[Data entries]

::::

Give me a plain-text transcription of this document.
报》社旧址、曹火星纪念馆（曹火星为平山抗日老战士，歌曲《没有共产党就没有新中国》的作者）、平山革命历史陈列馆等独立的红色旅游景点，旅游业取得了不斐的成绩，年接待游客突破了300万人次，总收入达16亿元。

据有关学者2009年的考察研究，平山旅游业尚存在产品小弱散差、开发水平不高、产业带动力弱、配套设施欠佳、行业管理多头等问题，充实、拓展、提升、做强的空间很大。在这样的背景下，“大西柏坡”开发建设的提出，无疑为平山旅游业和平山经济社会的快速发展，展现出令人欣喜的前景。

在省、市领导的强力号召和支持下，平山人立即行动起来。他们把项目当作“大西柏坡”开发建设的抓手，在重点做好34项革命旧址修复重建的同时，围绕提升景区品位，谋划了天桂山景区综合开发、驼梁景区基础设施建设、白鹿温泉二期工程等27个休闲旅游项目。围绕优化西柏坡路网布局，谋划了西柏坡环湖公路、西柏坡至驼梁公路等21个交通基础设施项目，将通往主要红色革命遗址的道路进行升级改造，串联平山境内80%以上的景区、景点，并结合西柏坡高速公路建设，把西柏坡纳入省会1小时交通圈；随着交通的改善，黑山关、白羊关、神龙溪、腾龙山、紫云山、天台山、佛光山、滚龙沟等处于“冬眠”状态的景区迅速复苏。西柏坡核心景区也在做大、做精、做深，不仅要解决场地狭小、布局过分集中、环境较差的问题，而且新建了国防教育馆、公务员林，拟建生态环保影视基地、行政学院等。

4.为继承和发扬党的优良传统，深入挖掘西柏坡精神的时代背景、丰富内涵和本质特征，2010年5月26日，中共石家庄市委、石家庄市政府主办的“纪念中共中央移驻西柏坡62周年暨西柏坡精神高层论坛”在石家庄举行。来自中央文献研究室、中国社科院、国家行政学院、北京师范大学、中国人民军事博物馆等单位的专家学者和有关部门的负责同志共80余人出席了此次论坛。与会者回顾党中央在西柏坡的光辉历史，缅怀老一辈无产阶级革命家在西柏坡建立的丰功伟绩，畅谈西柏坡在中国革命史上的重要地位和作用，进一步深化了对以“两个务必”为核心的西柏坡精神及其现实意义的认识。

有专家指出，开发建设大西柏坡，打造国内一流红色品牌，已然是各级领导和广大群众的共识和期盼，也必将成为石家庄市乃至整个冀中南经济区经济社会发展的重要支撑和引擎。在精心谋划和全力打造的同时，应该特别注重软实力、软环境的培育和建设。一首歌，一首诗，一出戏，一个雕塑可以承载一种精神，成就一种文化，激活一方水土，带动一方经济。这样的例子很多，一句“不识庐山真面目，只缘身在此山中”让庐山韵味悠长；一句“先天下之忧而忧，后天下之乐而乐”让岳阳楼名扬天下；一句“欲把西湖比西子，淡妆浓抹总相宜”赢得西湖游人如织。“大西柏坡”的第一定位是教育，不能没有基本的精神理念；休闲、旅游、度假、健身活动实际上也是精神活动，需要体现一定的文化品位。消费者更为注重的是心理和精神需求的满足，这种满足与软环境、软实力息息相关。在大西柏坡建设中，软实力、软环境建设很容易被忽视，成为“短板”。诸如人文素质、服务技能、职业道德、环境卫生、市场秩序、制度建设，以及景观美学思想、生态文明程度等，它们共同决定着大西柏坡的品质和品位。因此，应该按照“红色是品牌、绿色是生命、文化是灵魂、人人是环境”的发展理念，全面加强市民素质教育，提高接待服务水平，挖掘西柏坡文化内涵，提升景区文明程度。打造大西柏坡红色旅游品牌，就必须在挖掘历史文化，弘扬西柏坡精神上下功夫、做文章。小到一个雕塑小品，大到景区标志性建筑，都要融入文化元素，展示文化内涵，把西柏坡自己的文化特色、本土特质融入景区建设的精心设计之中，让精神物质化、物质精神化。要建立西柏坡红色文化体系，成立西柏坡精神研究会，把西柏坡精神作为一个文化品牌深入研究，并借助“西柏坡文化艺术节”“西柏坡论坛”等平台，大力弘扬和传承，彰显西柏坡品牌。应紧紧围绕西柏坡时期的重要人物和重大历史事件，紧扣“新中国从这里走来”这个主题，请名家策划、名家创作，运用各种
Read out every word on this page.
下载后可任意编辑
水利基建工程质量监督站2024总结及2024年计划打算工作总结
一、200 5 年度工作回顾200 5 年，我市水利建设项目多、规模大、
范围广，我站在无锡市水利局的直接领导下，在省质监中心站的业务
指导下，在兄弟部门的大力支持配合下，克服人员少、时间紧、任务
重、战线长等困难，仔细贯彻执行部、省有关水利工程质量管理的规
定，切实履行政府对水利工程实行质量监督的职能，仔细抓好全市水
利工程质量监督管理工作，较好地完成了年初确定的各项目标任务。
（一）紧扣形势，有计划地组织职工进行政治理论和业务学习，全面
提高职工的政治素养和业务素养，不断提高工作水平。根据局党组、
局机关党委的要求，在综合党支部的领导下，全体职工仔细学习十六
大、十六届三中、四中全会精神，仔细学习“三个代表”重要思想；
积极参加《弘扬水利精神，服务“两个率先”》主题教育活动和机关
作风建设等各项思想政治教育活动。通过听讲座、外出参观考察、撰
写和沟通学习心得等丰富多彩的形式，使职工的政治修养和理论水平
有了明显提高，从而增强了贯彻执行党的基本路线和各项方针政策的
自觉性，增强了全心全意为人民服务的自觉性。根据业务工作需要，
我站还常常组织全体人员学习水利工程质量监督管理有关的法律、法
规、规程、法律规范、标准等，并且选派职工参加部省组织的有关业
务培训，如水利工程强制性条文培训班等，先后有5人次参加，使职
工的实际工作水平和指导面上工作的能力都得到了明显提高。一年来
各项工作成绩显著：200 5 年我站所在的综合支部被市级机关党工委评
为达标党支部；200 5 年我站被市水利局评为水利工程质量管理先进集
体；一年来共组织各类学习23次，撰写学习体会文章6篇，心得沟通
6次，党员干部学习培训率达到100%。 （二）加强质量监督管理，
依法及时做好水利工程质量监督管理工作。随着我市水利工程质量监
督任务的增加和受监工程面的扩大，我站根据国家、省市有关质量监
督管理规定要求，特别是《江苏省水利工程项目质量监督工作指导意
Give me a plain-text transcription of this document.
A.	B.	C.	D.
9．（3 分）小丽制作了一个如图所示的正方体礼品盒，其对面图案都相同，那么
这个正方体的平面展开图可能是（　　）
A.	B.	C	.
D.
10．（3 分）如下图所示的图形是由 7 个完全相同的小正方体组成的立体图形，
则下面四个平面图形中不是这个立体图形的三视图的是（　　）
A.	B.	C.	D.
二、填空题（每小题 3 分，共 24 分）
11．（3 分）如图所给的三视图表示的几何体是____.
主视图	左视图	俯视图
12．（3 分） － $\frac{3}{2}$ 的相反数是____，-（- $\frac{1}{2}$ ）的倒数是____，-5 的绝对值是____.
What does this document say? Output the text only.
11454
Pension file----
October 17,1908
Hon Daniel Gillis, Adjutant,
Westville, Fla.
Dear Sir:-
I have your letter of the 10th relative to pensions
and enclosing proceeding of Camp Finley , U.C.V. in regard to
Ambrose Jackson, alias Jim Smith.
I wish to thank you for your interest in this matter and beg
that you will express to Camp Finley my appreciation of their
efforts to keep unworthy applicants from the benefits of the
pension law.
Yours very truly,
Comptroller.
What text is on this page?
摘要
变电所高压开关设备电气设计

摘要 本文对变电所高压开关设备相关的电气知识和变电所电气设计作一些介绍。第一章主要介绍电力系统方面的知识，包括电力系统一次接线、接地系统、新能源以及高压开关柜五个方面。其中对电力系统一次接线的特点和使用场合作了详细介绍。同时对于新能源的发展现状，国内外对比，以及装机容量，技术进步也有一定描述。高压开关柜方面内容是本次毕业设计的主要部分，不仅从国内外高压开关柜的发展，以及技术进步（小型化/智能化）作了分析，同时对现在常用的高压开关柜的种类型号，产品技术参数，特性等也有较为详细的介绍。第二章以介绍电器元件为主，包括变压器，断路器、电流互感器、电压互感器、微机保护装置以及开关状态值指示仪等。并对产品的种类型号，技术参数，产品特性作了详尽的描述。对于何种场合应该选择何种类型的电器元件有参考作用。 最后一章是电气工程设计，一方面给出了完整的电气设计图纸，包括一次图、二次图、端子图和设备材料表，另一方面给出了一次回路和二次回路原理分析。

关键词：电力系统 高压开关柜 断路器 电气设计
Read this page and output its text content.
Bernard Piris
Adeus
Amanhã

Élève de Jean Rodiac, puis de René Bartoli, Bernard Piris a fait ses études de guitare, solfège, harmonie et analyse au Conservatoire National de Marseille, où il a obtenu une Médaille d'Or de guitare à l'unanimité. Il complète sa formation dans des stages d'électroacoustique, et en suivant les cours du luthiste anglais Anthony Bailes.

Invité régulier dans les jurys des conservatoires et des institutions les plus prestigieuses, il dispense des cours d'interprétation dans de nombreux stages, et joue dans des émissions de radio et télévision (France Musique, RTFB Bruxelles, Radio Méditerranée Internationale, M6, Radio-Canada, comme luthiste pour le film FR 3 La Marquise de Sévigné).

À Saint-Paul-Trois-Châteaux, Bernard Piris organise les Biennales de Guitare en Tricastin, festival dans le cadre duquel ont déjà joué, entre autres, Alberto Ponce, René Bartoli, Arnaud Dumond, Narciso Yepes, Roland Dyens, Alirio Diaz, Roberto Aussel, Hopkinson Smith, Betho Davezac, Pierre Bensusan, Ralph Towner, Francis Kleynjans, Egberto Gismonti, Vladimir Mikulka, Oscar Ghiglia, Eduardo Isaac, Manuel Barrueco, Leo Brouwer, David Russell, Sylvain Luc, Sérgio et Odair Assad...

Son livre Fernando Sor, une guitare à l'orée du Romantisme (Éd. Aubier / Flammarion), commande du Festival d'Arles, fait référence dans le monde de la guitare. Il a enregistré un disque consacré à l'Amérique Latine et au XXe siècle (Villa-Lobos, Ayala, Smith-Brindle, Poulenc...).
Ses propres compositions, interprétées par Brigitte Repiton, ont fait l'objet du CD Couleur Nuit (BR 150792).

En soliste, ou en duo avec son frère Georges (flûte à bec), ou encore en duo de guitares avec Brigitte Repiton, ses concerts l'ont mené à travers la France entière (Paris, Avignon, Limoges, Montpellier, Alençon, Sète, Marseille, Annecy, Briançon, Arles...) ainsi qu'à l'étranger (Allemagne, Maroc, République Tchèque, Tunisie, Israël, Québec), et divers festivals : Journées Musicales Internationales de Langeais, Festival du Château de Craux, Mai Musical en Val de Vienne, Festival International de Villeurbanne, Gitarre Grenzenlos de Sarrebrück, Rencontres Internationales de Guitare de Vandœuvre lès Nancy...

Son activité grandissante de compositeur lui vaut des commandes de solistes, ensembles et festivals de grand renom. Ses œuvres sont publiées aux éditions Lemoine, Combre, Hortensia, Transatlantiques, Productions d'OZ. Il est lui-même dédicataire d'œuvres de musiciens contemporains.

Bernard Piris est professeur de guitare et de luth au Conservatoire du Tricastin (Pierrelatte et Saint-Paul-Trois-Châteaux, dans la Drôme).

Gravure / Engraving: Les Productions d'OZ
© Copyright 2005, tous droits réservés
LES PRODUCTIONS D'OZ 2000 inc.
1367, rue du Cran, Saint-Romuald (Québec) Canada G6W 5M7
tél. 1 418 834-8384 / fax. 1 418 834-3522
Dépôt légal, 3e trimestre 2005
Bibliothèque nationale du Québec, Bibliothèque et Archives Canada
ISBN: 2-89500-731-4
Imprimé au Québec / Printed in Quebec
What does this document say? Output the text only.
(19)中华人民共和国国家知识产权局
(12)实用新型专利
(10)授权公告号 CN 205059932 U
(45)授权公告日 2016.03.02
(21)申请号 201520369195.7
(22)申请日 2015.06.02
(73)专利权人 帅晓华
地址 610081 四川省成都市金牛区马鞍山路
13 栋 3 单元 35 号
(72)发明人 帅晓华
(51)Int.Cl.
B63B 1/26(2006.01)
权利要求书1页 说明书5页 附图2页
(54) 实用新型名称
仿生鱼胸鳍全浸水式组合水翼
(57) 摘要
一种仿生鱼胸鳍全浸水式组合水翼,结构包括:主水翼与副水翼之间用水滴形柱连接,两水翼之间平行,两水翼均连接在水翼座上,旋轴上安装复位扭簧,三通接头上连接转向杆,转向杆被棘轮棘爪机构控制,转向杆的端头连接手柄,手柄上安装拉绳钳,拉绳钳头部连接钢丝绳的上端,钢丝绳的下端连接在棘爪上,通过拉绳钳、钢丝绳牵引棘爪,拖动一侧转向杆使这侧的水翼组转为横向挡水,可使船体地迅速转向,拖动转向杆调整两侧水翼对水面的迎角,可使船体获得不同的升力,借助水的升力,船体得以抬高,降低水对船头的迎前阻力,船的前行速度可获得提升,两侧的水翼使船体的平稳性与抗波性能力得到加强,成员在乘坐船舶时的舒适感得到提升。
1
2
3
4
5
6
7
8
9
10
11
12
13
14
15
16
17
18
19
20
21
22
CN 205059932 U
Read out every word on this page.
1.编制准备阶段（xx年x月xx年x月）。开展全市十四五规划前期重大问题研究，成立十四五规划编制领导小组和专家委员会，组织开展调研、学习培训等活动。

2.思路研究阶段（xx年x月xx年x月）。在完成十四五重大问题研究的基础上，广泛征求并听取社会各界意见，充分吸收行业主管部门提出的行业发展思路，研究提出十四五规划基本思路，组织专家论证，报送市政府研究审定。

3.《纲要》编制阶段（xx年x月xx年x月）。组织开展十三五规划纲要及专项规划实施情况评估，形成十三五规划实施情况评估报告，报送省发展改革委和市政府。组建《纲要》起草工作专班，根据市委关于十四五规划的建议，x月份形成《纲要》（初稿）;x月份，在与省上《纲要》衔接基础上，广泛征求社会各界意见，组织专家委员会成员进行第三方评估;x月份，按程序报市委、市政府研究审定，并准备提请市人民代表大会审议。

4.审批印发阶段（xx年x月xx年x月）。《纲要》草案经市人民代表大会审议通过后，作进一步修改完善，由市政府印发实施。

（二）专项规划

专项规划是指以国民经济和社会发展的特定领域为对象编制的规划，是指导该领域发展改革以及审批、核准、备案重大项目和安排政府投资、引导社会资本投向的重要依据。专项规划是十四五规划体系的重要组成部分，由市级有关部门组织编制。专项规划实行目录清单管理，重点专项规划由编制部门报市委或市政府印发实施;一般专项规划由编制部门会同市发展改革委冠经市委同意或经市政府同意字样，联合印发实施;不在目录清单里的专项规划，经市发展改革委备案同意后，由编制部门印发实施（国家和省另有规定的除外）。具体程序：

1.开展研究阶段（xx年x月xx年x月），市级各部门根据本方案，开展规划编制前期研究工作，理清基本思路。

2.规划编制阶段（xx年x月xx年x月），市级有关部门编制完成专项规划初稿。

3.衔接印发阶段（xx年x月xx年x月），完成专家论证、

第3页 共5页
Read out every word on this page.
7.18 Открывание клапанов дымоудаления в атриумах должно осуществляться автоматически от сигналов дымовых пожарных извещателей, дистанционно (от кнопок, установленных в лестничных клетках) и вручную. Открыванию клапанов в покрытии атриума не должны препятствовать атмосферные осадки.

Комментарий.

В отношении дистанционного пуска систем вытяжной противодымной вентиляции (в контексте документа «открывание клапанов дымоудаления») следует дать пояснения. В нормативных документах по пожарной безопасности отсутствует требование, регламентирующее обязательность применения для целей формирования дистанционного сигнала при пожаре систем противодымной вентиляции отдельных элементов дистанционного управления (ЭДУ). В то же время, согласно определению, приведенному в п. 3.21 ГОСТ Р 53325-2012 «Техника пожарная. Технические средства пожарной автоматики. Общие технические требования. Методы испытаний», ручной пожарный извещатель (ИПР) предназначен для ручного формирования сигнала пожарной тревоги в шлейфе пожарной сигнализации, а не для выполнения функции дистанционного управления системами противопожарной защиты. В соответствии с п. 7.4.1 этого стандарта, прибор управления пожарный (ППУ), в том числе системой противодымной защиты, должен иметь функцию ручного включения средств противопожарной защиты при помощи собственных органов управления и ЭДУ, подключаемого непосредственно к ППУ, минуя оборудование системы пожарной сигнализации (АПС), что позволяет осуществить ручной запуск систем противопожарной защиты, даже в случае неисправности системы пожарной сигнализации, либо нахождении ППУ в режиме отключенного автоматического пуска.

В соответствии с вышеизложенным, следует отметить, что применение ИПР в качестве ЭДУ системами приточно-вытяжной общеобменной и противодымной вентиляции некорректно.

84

::::

> **What the exercise asks**: Extract each line holding the string "Bernard".

> **Answer in full**:
Bernard Piris
Élève de Jean Rodiac, puis de René Bartoli, Bernard Piris a fait ses études de guitare, solfège, harmonie et analyse au Conservatoire National de Marseille, où il a obtenu une Médaille d'Or de guitare à l'unanimité. Il complète sa formation dans des stages d'électroacoustique, et en suivant les cours du luthiste anglais Anthony Bailes.
À Saint-Paul-Trois-Châteaux, Bernard Piris organise les Biennales de Guitare en Tricastin, festival dans le cadre duquel ont déjà joué, entre autres, Alberto Ponce, René Bartoli, Arnaud Dumond, Narciso Yepes, Roland Dyens, Alirio Diaz, Roberto Aussel, Hopkinson Smith, Betho Davezac, Pierre Bensusan, Ralph Towner, Francis Kleynjans, Egberto Gismonti, Vladimir Mikulka, Oscar Ghiglia, Eduardo Isaac, Manuel Barrueco, Leo Brouwer, David Russell, Sylvain Luc, Sérgio et Odair Assad...
Bernard Piris est professeur de guitare et de luth au Conservatoire du Tricastin (Pierrelatte et Saint-Paul-Trois-Châteaux, dans la Drôme).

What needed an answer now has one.